◆ Task details
Return the material exactly as supplied, apart from the pictures, which are omitted.

◆ Data to process
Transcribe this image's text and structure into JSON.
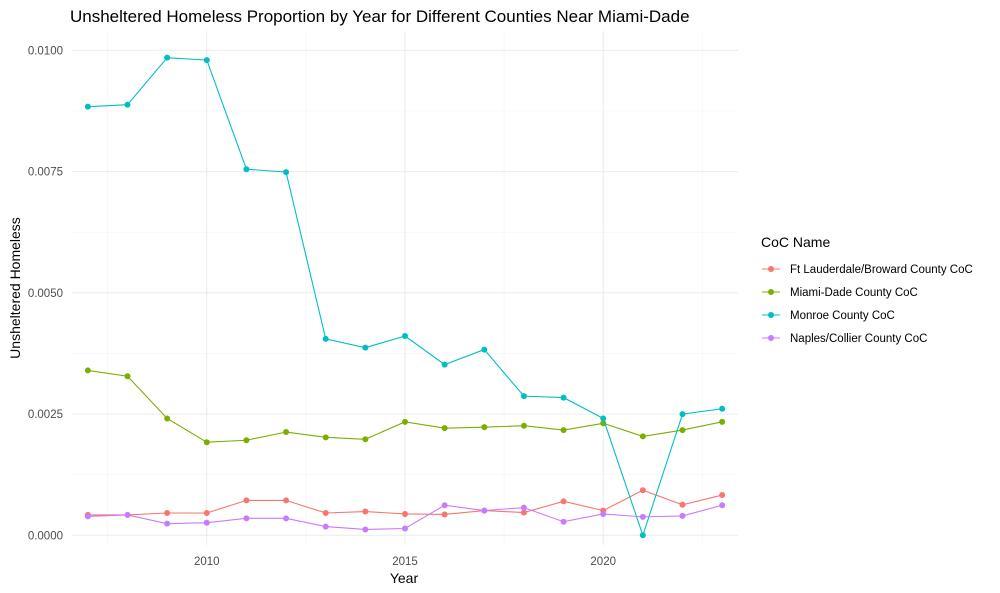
{
  "chart_data": {
    "type": "line",
    "title": "Unsheltered Homeless Proportion by Year for Different Counties Near Miami-Dade",
    "xlabel": "Year",
    "ylabel": "Unsheltered Homeless",
    "xlim": [
      2006.6,
      2023.4
    ],
    "ylim": [
      -0.0002,
      0.0104
    ],
    "x_ticks": [
      2010,
      2015,
      2020
    ],
    "x_tick_labels": [
      "2010",
      "2015",
      "2020"
    ],
    "y_ticks": [
      0.0,
      0.0025,
      0.005,
      0.0075,
      0.01
    ],
    "y_tick_labels": [
      "0.0000",
      "0.0025",
      "0.0050",
      "0.0075",
      "0.0100"
    ],
    "grid": true,
    "legend": {
      "title": "CoC Name",
      "position": "right"
    },
    "x": [
      2007,
      2008,
      2009,
      2010,
      2011,
      2012,
      2013,
      2014,
      2015,
      2016,
      2017,
      2018,
      2019,
      2020,
      2021,
      2022,
      2023
    ],
    "series": [
      {
        "name": "Ft Lauderdale/Broward County CoC",
        "color": "#F8766D",
        "values": [
          0.00042,
          0.00042,
          0.00046,
          0.00046,
          0.00072,
          0.00072,
          0.00046,
          0.00049,
          0.00044,
          0.00043,
          0.00051,
          0.00047,
          0.0007,
          0.00051,
          0.00093,
          0.00063,
          0.00083
        ]
      },
      {
        "name": "Miami-Dade County CoC",
        "color": "#7CAE00",
        "values": [
          0.0034,
          0.00328,
          0.00241,
          0.00192,
          0.00196,
          0.00213,
          0.00202,
          0.00198,
          0.00234,
          0.00221,
          0.00223,
          0.00226,
          0.00217,
          0.00231,
          0.00204,
          0.00217,
          0.00234
        ]
      },
      {
        "name": "Monroe County CoC",
        "color": "#00BFC4",
        "values": [
          0.00884,
          0.00888,
          0.00985,
          0.0098,
          0.00755,
          0.00749,
          0.00405,
          0.00387,
          0.00411,
          0.00352,
          0.00383,
          0.00287,
          0.00284,
          0.00241,
          0.0,
          0.0025,
          0.00261
        ]
      },
      {
        "name": "Naples/Collier County CoC",
        "color": "#C77CFF",
        "values": [
          0.00039,
          0.00042,
          0.00024,
          0.00026,
          0.00035,
          0.00035,
          0.00018,
          0.00012,
          0.00014,
          0.00062,
          0.00051,
          0.00057,
          0.00028,
          0.00044,
          0.00038,
          0.0004,
          0.00062
        ]
      }
    ]
  }
}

◆ Solution
Transcribe this image's text and structure into JSON.
{
  "chart_data": {
    "type": "line",
    "title": "Unsheltered Homeless Proportion by Year for Different Counties Near Miami-Dade",
    "xlabel": "Year",
    "ylabel": "Unsheltered Homeless",
    "xlim": [
      2006.6,
      2023.4
    ],
    "ylim": [
      -0.0002,
      0.0104
    ],
    "x_ticks": [
      2010,
      2015,
      2020
    ],
    "x_tick_labels": [
      "2010",
      "2015",
      "2020"
    ],
    "y_ticks": [
      0.0,
      0.0025,
      0.005,
      0.0075,
      0.01
    ],
    "y_tick_labels": [
      "0.0000",
      "0.0025",
      "0.0050",
      "0.0075",
      "0.0100"
    ],
    "grid": true,
    "legend": {
      "title": "CoC Name",
      "position": "right"
    },
    "x": [
      2007,
      2008,
      2009,
      2010,
      2011,
      2012,
      2013,
      2014,
      2015,
      2016,
      2017,
      2018,
      2019,
      2020,
      2021,
      2022,
      2023
    ],
    "series": [
      {
        "name": "Ft Lauderdale/Broward County CoC",
        "color": "#F8766D",
        "values": [
          0.00042,
          0.00042,
          0.00046,
          0.00046,
          0.00072,
          0.00072,
          0.00046,
          0.00049,
          0.00044,
          0.00043,
          0.00051,
          0.00047,
          0.0007,
          0.00051,
          0.00093,
          0.00063,
          0.00083
        ]
      },
      {
        "name": "Miami-Dade County CoC",
        "color": "#7CAE00",
        "values": [
          0.0034,
          0.00328,
          0.00241,
          0.00192,
          0.00196,
          0.00213,
          0.00202,
          0.00198,
          0.00234,
          0.00221,
          0.00223,
          0.00226,
          0.00217,
          0.00231,
          0.00204,
          0.00217,
          0.00234
        ]
      },
      {
        "name": "Monroe County CoC",
        "color": "#00BFC4",
        "values": [
          0.00884,
          0.00888,
          0.00985,
          0.0098,
          0.00755,
          0.00749,
          0.00405,
          0.00387,
          0.00411,
          0.00352,
          0.00383,
          0.00287,
          0.00284,
          0.00241,
          0.0,
          0.0025,
          0.00261
        ]
      },
      {
        "name": "Naples/Collier County CoC",
        "color": "#C77CFF",
        "values": [
          0.00039,
          0.00042,
          0.00024,
          0.00026,
          0.00035,
          0.00035,
          0.00018,
          0.00012,
          0.00014,
          0.00062,
          0.00051,
          0.00057,
          0.00028,
          0.00044,
          0.00038,
          0.0004,
          0.00062
        ]
      }
    ]
  }
}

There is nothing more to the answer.